### Exercise aim
Copy out all lines carrying the word "JSON".

(Data items)

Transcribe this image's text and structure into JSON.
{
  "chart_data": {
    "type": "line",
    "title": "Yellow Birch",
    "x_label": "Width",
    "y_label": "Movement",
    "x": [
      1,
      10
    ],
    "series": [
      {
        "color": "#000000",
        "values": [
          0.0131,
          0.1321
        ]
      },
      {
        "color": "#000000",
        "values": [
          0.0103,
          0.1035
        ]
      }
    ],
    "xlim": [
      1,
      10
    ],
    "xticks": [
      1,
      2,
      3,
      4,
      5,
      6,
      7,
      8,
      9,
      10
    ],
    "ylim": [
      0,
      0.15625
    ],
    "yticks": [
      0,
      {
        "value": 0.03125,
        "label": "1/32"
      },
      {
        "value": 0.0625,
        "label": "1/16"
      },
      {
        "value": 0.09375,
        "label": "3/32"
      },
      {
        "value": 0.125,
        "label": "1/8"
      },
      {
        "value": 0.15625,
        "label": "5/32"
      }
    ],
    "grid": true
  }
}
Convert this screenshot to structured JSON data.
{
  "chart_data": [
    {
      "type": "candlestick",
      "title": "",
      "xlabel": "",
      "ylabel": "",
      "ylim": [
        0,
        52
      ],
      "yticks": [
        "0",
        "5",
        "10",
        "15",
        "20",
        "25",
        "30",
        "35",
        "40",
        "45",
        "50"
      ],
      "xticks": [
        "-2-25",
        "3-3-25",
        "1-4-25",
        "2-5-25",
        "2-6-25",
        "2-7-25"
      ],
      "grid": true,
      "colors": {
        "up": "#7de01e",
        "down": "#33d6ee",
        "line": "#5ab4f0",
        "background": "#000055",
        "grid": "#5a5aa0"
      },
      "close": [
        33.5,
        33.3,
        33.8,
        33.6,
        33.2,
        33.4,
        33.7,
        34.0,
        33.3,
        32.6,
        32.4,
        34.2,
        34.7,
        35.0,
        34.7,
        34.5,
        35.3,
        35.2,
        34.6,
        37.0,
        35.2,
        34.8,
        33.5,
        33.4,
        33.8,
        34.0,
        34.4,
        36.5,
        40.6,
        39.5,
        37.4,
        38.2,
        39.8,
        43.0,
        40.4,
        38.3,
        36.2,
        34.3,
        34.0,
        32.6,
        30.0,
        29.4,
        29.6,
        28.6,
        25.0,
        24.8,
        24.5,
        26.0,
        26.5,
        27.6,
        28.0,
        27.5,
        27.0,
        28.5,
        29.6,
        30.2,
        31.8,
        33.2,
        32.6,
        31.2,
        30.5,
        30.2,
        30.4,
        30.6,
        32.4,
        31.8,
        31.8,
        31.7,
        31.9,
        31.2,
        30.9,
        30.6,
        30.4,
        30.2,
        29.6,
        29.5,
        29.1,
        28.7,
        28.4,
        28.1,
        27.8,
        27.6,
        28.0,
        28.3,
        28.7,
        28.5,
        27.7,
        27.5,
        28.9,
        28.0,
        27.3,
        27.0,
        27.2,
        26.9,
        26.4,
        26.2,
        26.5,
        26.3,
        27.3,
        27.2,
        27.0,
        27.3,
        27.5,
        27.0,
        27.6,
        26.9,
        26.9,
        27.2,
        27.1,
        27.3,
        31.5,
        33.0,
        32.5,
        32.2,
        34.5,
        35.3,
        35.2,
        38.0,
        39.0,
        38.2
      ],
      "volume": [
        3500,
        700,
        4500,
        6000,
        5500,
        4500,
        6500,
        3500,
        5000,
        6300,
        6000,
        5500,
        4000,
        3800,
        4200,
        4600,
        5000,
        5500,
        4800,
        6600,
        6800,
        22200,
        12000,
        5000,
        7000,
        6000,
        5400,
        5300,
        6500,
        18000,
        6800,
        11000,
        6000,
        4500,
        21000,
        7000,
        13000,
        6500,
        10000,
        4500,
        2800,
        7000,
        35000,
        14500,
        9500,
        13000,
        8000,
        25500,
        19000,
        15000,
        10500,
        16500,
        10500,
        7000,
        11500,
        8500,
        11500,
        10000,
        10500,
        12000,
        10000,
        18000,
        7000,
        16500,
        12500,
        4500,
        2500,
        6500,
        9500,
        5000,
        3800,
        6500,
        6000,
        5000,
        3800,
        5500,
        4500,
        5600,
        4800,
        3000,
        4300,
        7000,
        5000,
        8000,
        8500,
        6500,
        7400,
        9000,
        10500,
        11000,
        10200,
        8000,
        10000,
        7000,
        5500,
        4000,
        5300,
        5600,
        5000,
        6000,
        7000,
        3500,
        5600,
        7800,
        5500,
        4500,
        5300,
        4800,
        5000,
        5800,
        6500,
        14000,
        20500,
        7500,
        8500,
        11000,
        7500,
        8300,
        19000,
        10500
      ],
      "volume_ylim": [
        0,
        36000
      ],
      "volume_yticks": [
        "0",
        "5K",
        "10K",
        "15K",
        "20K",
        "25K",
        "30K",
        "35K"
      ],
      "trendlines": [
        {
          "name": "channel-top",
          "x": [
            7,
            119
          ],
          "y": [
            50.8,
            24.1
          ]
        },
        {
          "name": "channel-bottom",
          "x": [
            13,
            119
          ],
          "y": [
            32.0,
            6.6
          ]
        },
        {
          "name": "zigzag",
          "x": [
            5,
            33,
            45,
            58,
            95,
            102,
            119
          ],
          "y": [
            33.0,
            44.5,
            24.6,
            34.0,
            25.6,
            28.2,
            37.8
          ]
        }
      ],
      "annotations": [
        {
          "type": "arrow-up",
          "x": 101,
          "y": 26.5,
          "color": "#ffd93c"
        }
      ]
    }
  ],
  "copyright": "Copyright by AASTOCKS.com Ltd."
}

### Correct output
Transcribe this image's text and structure into JSON.
Convert this screenshot to structured JSON data.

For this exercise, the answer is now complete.